▶ YOUR OBJECTIVE: Repeat the lines from the one containing "Convert this screenshot" through the last line of the data, exactly, pictures omitted.

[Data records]

::::::::

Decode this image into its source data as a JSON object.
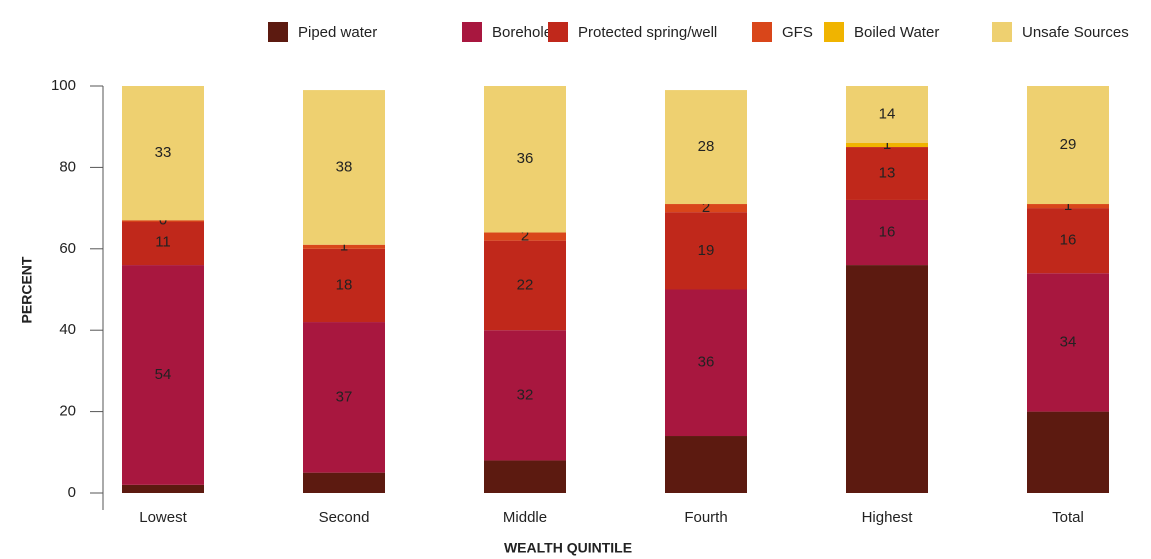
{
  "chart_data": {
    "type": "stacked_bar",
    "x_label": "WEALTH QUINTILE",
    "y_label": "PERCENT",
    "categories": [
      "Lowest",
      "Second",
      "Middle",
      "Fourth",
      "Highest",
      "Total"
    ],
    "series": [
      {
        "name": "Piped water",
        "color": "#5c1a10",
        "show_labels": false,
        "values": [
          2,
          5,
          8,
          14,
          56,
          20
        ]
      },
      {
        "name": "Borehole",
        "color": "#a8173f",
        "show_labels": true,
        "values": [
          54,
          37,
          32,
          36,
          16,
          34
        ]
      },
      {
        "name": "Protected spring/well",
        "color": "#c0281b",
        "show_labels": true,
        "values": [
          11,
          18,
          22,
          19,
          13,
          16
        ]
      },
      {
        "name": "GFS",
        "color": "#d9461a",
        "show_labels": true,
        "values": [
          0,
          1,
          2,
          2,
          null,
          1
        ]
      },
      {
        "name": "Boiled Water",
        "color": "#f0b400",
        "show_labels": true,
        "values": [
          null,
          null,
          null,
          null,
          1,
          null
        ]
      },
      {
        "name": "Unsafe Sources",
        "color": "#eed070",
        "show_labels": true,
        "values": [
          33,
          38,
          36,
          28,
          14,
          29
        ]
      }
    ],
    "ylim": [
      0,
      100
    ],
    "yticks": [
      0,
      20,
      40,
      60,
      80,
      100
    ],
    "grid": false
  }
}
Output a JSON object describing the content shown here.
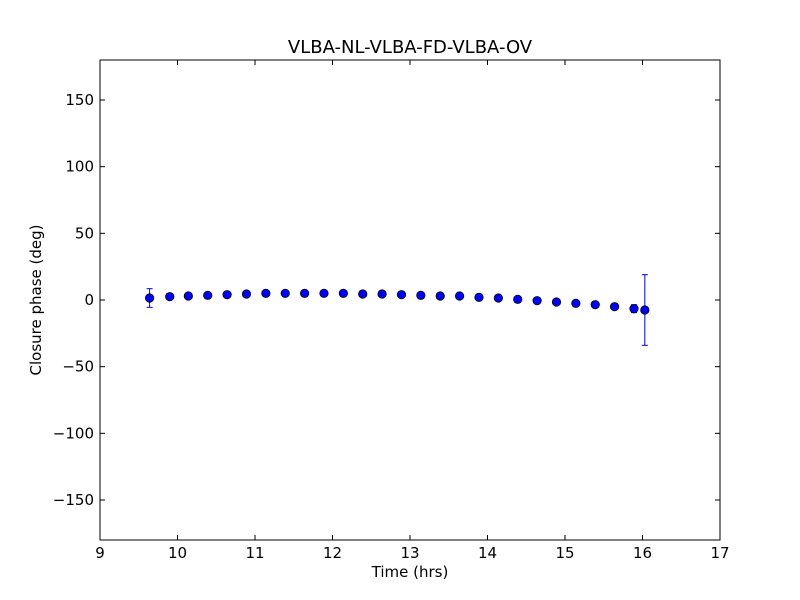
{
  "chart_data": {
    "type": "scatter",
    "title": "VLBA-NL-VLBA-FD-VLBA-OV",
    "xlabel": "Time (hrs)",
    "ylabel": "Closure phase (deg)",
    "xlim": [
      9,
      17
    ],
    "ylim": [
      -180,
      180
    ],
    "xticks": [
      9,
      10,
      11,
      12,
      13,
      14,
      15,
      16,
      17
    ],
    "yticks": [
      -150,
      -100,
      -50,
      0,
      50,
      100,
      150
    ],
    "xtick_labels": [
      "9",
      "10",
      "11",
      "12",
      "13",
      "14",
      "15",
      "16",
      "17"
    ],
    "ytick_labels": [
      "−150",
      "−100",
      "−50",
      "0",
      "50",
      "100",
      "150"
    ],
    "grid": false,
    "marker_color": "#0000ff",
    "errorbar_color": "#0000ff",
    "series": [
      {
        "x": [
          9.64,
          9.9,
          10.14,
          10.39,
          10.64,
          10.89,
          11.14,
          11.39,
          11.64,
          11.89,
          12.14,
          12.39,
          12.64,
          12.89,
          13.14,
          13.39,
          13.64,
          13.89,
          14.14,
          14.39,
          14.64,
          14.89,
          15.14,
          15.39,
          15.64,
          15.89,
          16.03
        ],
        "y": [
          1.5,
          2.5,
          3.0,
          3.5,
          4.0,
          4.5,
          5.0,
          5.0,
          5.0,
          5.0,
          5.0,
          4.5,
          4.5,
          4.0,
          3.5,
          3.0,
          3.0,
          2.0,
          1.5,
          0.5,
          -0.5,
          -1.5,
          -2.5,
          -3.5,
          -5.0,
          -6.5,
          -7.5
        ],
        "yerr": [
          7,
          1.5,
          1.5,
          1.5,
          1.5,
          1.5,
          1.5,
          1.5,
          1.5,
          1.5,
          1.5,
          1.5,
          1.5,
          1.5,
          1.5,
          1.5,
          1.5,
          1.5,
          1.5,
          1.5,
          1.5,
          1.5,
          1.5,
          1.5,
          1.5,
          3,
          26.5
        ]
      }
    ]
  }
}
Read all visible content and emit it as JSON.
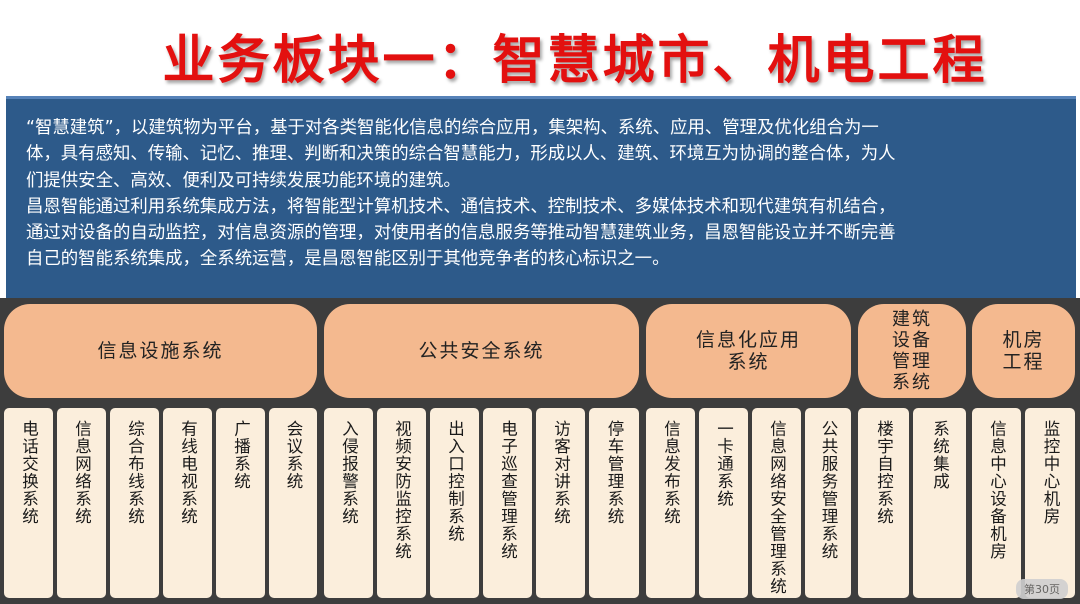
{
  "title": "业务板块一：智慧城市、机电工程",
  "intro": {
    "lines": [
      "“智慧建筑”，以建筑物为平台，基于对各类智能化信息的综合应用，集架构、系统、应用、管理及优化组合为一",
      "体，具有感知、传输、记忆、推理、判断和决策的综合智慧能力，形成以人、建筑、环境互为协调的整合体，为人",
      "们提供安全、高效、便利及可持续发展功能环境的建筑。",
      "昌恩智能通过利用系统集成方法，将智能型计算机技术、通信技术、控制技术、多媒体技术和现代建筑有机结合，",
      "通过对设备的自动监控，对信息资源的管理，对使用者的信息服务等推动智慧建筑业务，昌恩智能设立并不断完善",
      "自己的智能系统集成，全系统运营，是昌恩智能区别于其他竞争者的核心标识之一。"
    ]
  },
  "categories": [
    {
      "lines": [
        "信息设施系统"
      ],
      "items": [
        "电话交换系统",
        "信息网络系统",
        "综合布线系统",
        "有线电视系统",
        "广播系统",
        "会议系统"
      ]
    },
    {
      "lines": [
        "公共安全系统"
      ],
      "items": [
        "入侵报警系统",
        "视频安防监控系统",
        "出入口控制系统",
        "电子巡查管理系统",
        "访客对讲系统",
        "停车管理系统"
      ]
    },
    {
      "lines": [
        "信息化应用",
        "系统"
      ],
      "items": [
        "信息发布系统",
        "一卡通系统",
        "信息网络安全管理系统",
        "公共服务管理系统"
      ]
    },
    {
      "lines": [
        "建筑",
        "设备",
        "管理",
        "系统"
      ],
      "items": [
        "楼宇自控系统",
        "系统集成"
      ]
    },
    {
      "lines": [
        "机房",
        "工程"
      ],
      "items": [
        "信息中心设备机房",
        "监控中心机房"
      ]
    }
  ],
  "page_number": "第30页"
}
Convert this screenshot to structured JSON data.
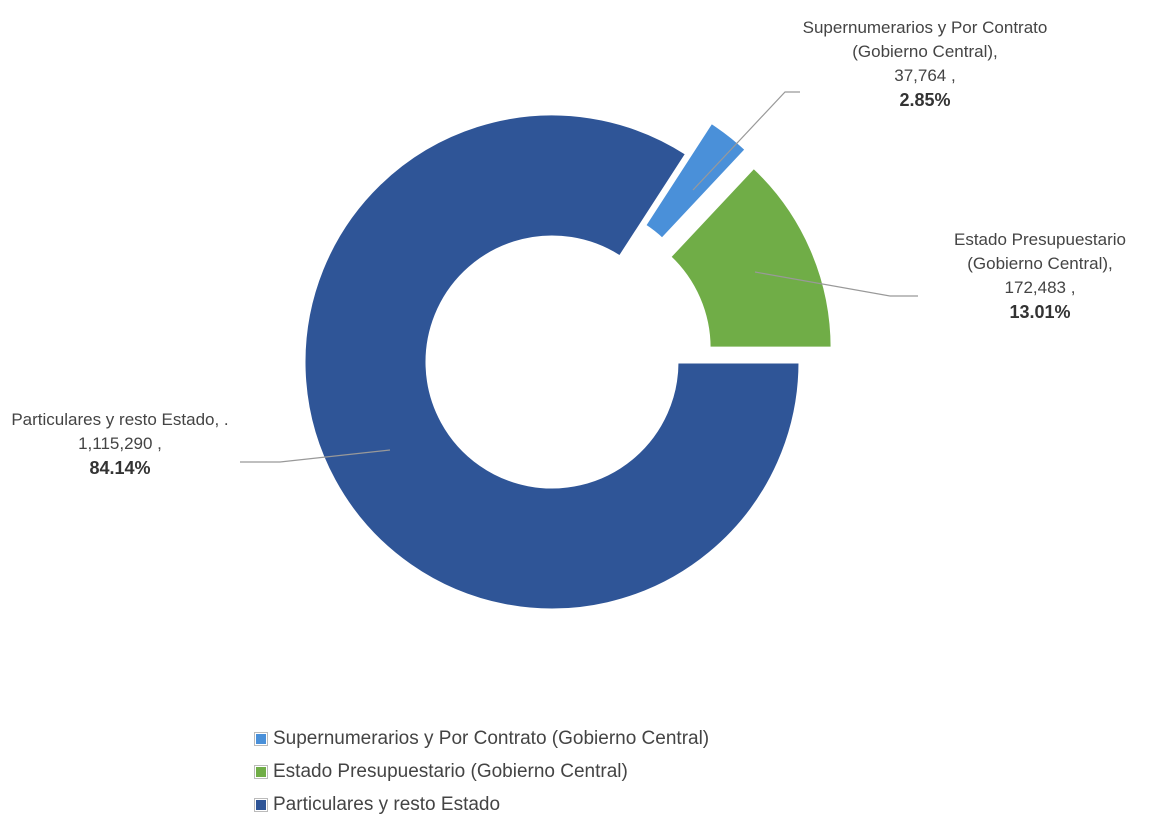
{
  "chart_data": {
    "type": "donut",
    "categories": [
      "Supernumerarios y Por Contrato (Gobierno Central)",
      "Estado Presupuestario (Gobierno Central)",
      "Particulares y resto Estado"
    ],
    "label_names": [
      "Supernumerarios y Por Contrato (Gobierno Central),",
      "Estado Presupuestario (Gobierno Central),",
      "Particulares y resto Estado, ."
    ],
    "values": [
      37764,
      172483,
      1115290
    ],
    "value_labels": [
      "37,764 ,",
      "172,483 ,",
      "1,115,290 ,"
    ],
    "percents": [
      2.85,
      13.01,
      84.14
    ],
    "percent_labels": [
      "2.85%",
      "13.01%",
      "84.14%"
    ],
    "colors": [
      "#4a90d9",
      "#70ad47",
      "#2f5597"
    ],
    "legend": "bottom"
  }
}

::::::::

▶ WRITTEN ANSWER:
Convert this screenshot to structured JSON data.
{
  "chart_data": {
    "type": "donut",
    "categories": [
      "Supernumerarios y Por Contrato (Gobierno Central)",
      "Estado Presupuestario (Gobierno Central)",
      "Particulares y resto Estado"
    ],
    "label_names": [
      "Supernumerarios y Por Contrato (Gobierno Central),",
      "Estado Presupuestario (Gobierno Central),",
      "Particulares y resto Estado, ."
    ],
    "values": [
      37764,
      172483,
      1115290
    ],
    "value_labels": [
      "37,764 ,",
      "172,483 ,",
      "1,115,290 ,"
    ],
    "percents": [
      2.85,
      13.01,
      84.14
    ],
    "percent_labels": [
      "2.85%",
      "13.01%",
      "84.14%"
    ],
    "colors": [
      "#4a90d9",
      "#70ad47",
      "#2f5597"
    ],
    "legend": "bottom"
  }
}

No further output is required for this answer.